Quando os serviços médicos saíram à rua

O 25 de Abril também levou os médicos para a "rua": um  ano depois era criado o serviço médico de periferia, o passo que antecedeu a criação do Serviço Nacional de Saúde

Se há portas que Abril abriu, uma delas foi a dos hospitais - para deixar entrar médicos (em 1974 Portugal tinha um médico para mais de mil habitantes), e para os deixar sair à rua.

João Camilo fazia, nessa época, o internato de prática clínica no hospital de São José. Lembra-se bem do dia - "Os próprios doentes, de repente, estavam todos bons". Na altura existiam os hospitais centrais e um ou outro hospital fora dos grandes centros, ligado às misericórdias. E depois havia os "João Semana" (a personagem de Júlio Diniz que encarna os médicos de província). Os centros de saúde eram uma criação tão recente (de 1971) quanto pontual. Mas João Camilo tem a memória - vivida - do que se seguiu, o primeiro "fio" da rede de cuidados de proximidade. Deu pelo nome de Serviço Médico à Periferia - jovens médicos que, a partir de 1975, prestavam cuidados clínicos directamente às populações.

◆ **O que fazer**
Segundo o texto, em que ano foram criados os centros de saúde? As entradas não têm nenhuma relação com o texto.

◆ **Excertos de dados**
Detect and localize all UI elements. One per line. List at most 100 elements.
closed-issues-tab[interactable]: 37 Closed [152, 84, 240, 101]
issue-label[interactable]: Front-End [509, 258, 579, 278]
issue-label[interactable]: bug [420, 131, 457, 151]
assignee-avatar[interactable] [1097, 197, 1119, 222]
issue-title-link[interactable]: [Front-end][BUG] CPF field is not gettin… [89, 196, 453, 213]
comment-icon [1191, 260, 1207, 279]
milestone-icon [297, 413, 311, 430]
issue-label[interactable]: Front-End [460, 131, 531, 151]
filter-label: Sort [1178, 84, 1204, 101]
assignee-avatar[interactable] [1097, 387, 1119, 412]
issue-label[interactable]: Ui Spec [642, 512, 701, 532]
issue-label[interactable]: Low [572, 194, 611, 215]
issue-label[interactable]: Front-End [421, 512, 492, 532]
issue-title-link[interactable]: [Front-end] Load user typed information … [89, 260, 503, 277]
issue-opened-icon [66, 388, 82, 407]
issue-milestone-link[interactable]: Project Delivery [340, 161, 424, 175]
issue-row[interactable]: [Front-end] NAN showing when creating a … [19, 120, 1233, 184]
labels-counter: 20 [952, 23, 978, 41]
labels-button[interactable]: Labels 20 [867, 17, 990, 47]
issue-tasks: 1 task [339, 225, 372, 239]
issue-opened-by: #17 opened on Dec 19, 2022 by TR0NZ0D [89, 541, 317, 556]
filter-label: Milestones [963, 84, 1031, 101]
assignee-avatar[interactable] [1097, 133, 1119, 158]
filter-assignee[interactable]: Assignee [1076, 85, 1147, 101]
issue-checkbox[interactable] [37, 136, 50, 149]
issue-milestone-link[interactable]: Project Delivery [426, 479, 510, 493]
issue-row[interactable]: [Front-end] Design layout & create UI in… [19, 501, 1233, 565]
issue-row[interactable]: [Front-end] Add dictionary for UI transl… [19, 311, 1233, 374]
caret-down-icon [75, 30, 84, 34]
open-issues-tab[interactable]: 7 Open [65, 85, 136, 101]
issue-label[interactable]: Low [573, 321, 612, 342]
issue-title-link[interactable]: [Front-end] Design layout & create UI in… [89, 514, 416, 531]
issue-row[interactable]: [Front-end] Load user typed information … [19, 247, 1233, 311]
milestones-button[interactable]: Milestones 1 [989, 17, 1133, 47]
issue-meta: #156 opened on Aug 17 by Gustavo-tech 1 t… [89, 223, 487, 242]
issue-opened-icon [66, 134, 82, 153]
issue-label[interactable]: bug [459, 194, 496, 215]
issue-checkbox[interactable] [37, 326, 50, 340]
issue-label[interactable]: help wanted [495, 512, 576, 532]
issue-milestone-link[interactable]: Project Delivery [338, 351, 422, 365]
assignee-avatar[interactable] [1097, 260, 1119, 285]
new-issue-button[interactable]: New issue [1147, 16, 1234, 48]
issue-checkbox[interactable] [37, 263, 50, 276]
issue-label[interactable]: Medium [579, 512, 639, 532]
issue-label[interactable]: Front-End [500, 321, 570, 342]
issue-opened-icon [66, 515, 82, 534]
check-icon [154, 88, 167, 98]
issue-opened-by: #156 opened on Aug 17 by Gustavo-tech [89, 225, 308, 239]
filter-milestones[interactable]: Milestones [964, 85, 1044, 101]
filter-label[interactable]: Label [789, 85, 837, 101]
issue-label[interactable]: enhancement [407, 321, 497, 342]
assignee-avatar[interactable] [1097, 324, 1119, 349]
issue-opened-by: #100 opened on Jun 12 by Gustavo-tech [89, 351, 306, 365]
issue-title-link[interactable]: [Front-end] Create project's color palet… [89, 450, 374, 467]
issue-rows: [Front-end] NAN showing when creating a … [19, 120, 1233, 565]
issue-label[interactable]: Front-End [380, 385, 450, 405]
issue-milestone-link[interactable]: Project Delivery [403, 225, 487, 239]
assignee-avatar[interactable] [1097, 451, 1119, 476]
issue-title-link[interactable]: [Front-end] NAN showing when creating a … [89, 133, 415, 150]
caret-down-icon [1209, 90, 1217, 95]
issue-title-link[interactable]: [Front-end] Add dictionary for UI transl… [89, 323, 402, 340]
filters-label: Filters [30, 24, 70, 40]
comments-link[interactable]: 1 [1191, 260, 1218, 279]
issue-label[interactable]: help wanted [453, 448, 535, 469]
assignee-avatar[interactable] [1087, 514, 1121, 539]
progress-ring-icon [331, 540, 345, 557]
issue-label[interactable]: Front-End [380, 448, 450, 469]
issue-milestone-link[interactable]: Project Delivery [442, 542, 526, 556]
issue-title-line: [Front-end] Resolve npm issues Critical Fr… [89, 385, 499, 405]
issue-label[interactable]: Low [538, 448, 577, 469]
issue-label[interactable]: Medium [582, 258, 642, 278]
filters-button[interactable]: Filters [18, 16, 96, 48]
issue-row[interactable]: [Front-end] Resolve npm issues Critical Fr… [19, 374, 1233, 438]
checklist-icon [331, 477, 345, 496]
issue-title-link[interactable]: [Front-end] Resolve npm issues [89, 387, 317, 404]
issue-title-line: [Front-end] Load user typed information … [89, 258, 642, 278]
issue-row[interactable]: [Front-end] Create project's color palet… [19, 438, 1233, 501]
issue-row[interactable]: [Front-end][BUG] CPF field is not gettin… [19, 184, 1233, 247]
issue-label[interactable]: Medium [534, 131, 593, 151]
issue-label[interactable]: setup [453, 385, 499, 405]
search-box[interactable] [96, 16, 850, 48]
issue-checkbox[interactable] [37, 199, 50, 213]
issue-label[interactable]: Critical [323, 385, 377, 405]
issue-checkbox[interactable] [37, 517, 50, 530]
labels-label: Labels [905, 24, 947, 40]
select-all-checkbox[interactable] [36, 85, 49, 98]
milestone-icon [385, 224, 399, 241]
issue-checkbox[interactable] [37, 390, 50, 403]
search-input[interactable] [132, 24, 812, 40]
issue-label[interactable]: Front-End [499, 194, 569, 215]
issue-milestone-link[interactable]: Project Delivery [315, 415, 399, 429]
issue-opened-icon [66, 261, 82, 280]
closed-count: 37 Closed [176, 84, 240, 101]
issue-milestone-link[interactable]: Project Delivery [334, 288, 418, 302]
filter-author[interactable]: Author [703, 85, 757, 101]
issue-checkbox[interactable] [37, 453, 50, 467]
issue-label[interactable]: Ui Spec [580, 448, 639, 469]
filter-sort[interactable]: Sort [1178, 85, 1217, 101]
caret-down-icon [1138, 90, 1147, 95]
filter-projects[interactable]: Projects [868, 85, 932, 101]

◆ **Resposta escrita**
Em 1971.